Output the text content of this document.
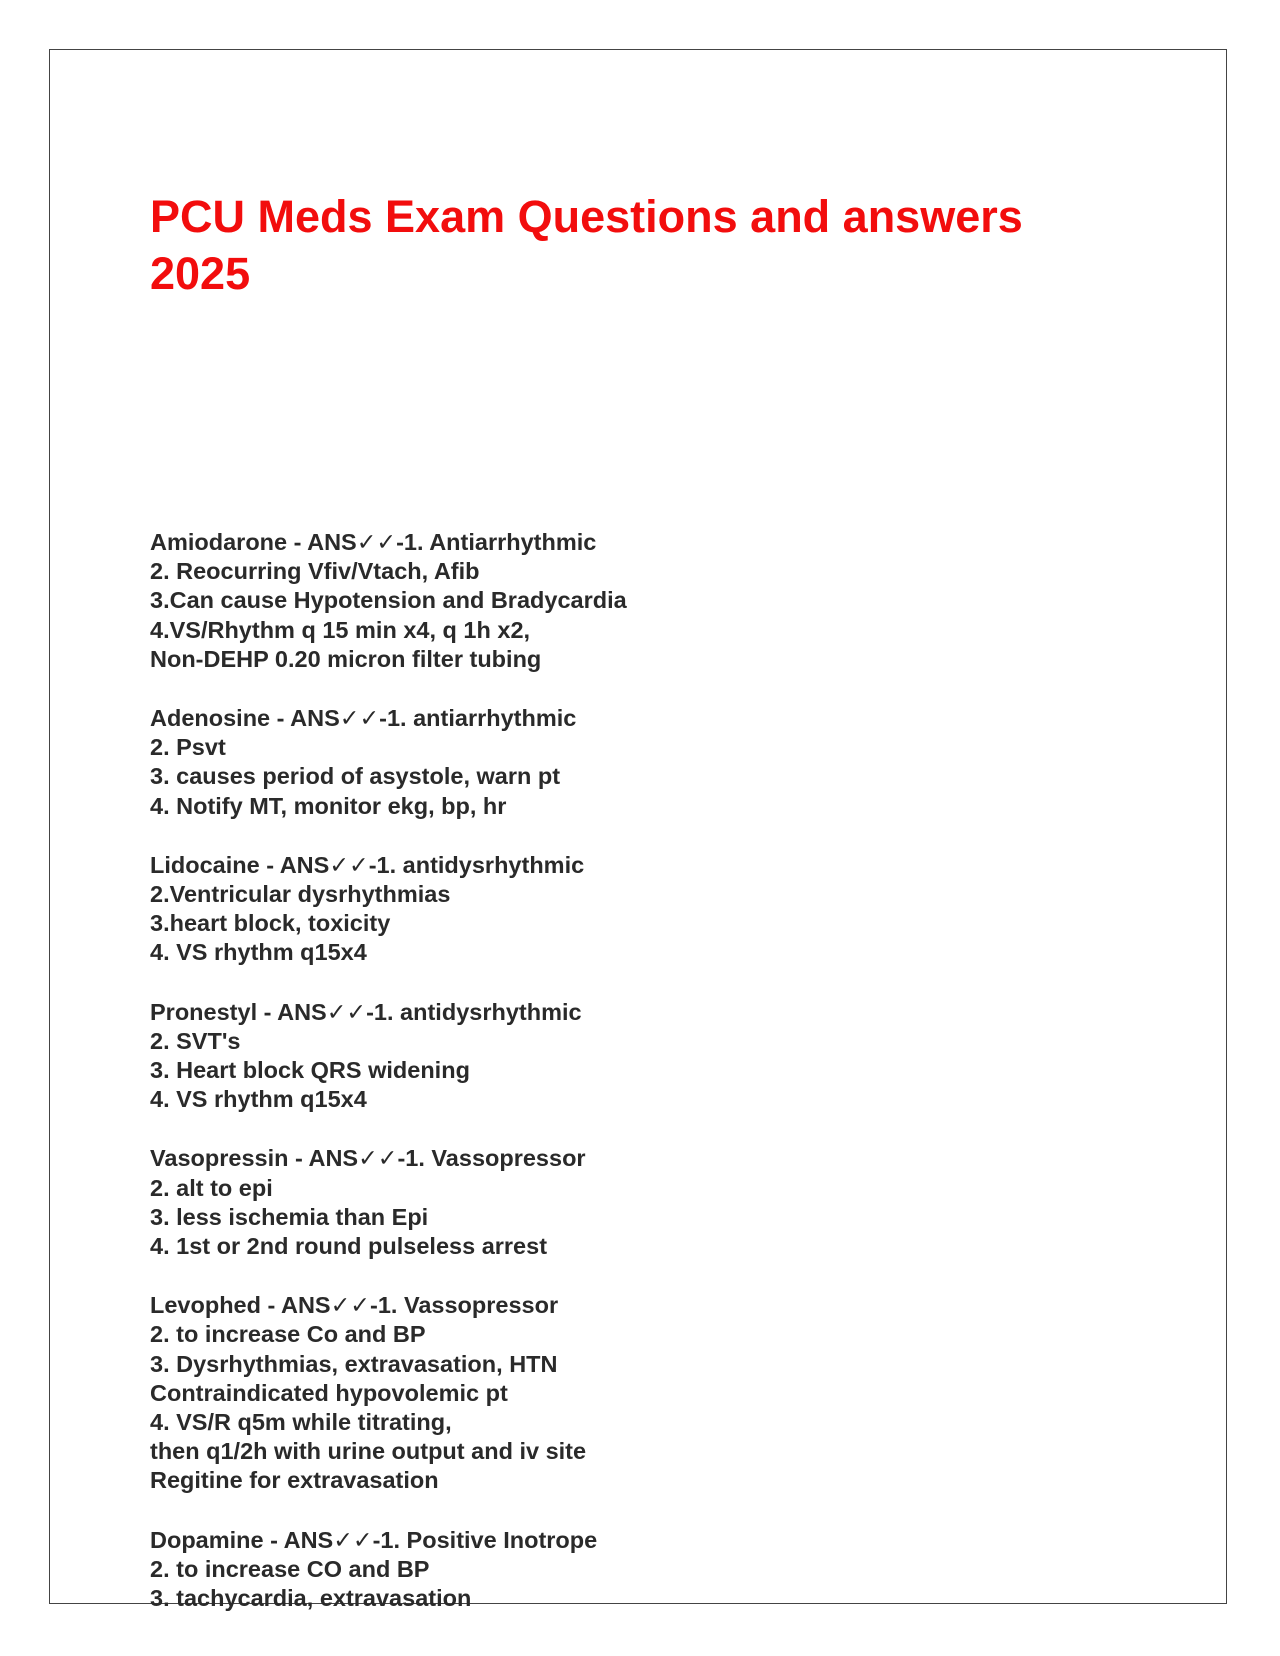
PCU Meds Exam Questions and answers
2025
Amiodarone - ANS✓✓-1. Antiarrhythmic
2. Reocurring Vfiv/Vtach, Afib
3.Can cause Hypotension and Bradycardia
4.VS/Rhythm q 15 min x4, q 1h x2,
Non-DEHP 0.20 micron filter tubing
Adenosine - ANS✓✓-1. antiarrhythmic
2. Psvt
3. causes period of asystole, warn pt
4. Notify MT, monitor ekg, bp, hr
Lidocaine - ANS✓✓-1. antidysrhythmic
2.Ventricular dysrhythmias
3.heart block, toxicity
4. VS rhythm q15x4
Pronestyl - ANS✓✓-1. antidysrhythmic
2. SVT's
3. Heart block QRS widening
4. VS rhythm q15x4
Vasopressin - ANS✓✓-1. Vassopressor
2. alt to epi
3. less ischemia than Epi
4. 1st or 2nd round pulseless arrest
Levophed - ANS✓✓-1. Vassopressor
2. to increase Co and BP
3. Dysrhythmias, extravasation, HTN
Contraindicated hypovolemic pt
4. VS/R q5m while titrating,
then q1/2h with urine output and iv site
Regitine for extravasation
Dopamine - ANS✓✓-1. Positive Inotrope
2. to increase CO and BP
3. tachycardia, extravasation
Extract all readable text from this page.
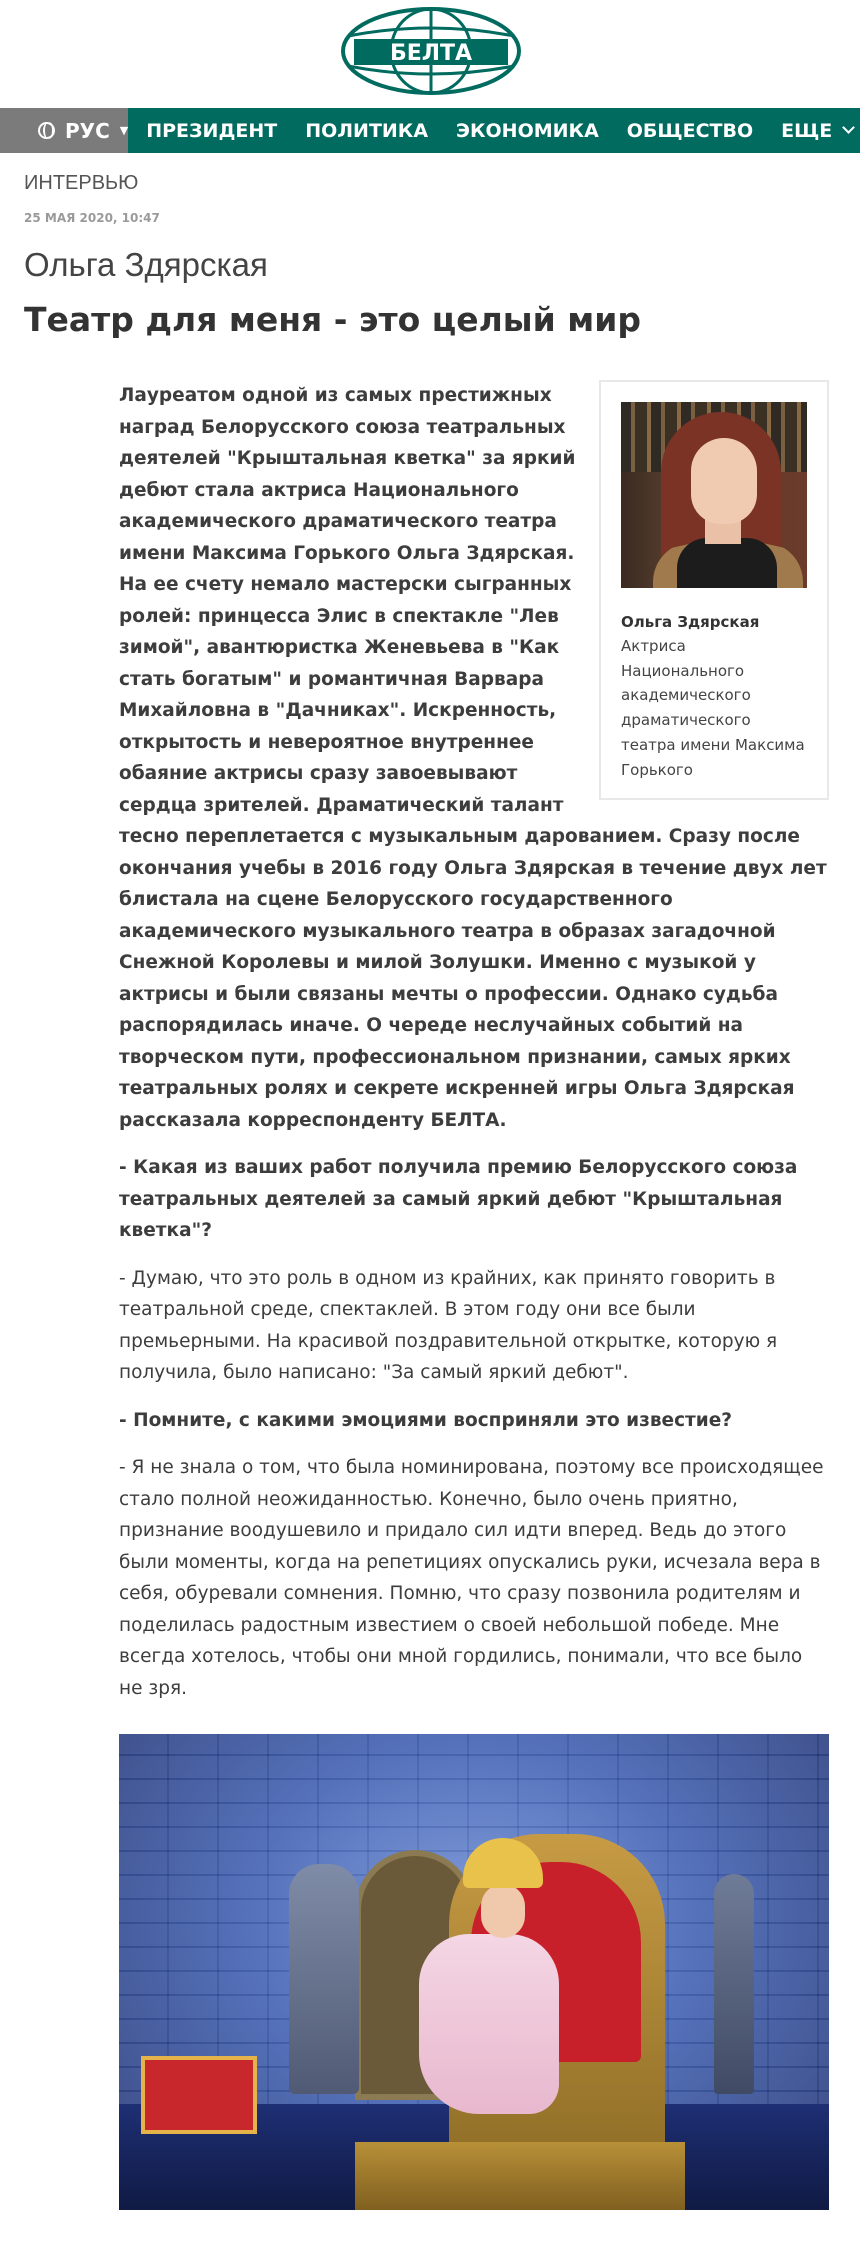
БЕЛТА
РУС ▼ ПРЕЗИДЕНТ ПОЛИТИКА ЭКОНОМИКА ОБЩЕСТВО ЕЩЕ
ИНТЕРВЬЮ
25 МАЯ 2020, 10:47
Ольга Здярская
Театр для меня - это целый мир
Ольга Здярская
Актриса Национального академического драматического театра имени Максима Горького

Лауреатом одной из самых престижных наград Белорусского союза театральных деятелей "Крыштальная кветка" за яркий дебют стала актриса Национального академического драматического театра имени Максима Горького Ольга Здярская. На ее счету немало мастерски сыгранных ролей: принцесса Элис в спектакле "Лев зимой", авантюристка Женевьева в "Как стать богатым" и романтичная Варвара Михайловна в "Дачниках". Искренность, открытость и невероятное внутреннее обаяние актрисы сразу завоевывают сердца зрителей. Драматический талант тесно переплетается с музыкальным дарованием. Сразу после окончания учебы в 2016 году Ольга Здярская в течение двух лет блистала на сцене Белорусского государственного академического музыкального театра в образах загадочной Снежной Королевы и милой Золушки. Именно с музыкой у актрисы и были связаны мечты о профессии. Однако судьба распорядилась иначе. О череде неслучайных событий на творческом пути, профессиональном признании, самых ярких театральных ролях и секрете искренней игры Ольга Здярская рассказала корреспонденту БЕЛТА.

- Какая из ваших работ получила премию Белорусского союза театральных деятелей за самый яркий дебют "Крыштальная кветка"?

- Думаю, что это роль в одном из крайних, как принято говорить в театральной среде, спектаклей. В этом году они все были премьерными. На красивой поздравительной открытке, которую я получила, было написано: "За самый яркий дебют".

- Помните, с какими эмоциями восприняли это известие?

- Я не знала о том, что была номинирована, поэтому все происходящее стало полной неожиданностью. Конечно, было очень приятно, признание воодушевило и придало сил идти вперед. Ведь до этого были моменты, когда на репетициях опускались руки, исчезала вера в себя, обуревали сомнения. Помню, что сразу позвонила родителям и поделилась радостным известием о своей небольшой победе. Мне всегда хотелось, чтобы они мной гордились, понимали, что все было не зря.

==============================

▶ [REQUEST] Copy out the whole listing exactly, and don't carry over any pictures.

▶ [TASK SOLUTION]
Output the text content of this document.
PCU Meds Exam Questions and answers
2025
Amiodarone - ANS✓✓-1. Antiarrhythmic
2. Reocurring Vfiv/Vtach, Afib
3.Can cause Hypotension and Bradycardia
4.VS/Rhythm q 15 min x4, q 1h x2,
Non-DEHP 0.20 micron filter tubing
Adenosine - ANS✓✓-1. antiarrhythmic
2. Psvt
3. causes period of asystole, warn pt
4. Notify MT, monitor ekg, bp, hr
Lidocaine - ANS✓✓-1. antidysrhythmic
2.Ventricular dysrhythmias
3.heart block, toxicity
4. VS rhythm q15x4
Pronestyl - ANS✓✓-1. antidysrhythmic
2. SVT's
3. Heart block QRS widening
4. VS rhythm q15x4
Vasopressin - ANS✓✓-1. Vassopressor
2. alt to epi
3. less ischemia than Epi
4. 1st or 2nd round pulseless arrest
Levophed - ANS✓✓-1. Vassopressor
2. to increase Co and BP
3. Dysrhythmias, extravasation, HTN
Contraindicated hypovolemic pt
4. VS/R q5m while titrating,
then q1/2h with urine output and iv site
Regitine for extravasation
Dopamine - ANS✓✓-1. Positive Inotrope
2. to increase CO and BP
3. tachycardia, extravasation
Extract all readable text from this page.
БЕЛТА
РУС ▼ ПРЕЗИДЕНТ ПОЛИТИКА ЭКОНОМИКА ОБЩЕСТВО ЕЩЕ
ИНТЕРВЬЮ
25 МАЯ 2020, 10:47
Ольга Здярская
Театр для меня - это целый мир
Ольга Здярская
Актриса Национального академического драматического театра имени Максима Горького

Лауреатом одной из самых престижных наград Белорусского союза театральных деятелей "Крыштальная кветка" за яркий дебют стала актриса Национального академического драматического театра имени Максима Горького Ольга Здярская. На ее счету немало мастерски сыгранных ролей: принцесса Элис в спектакле "Лев зимой", авантюристка Женевьева в "Как стать богатым" и романтичная Варвара Михайловна в "Дачниках". Искренность, открытость и невероятное внутреннее обаяние актрисы сразу завоевывают сердца зрителей. Драматический талант тесно переплетается с музыкальным дарованием. Сразу после окончания учебы в 2016 году Ольга Здярская в течение двух лет блистала на сцене Белорусского государственного академического музыкального театра в образах загадочной Снежной Королевы и милой Золушки. Именно с музыкой у актрисы и были связаны мечты о профессии. Однако судьба распорядилась иначе. О череде неслучайных событий на творческом пути, профессиональном признании, самых ярких театральных ролях и секрете искренней игры Ольга Здярская рассказала корреспонденту БЕЛТА.

- Какая из ваших работ получила премию Белорусского союза театральных деятелей за самый яркий дебют "Крыштальная кветка"?

- Думаю, что это роль в одном из крайних, как принято говорить в театральной среде, спектаклей. В этом году они все были премьерными. На красивой поздравительной открытке, которую я получила, было написано: "За самый яркий дебют".

- Помните, с какими эмоциями восприняли это известие?

- Я не знала о том, что была номинирована, поэтому все происходящее стало полной неожиданностью. Конечно, было очень приятно, признание воодушевило и придало сил идти вперед. Ведь до этого были моменты, когда на репетициях опускались руки, исчезала вера в себя, обуревали сомнения. Помню, что сразу позвонила родителям и поделилась радостным известием о своей небольшой победе. Мне всегда хотелось, чтобы они мной гордились, понимали, что все было не зря.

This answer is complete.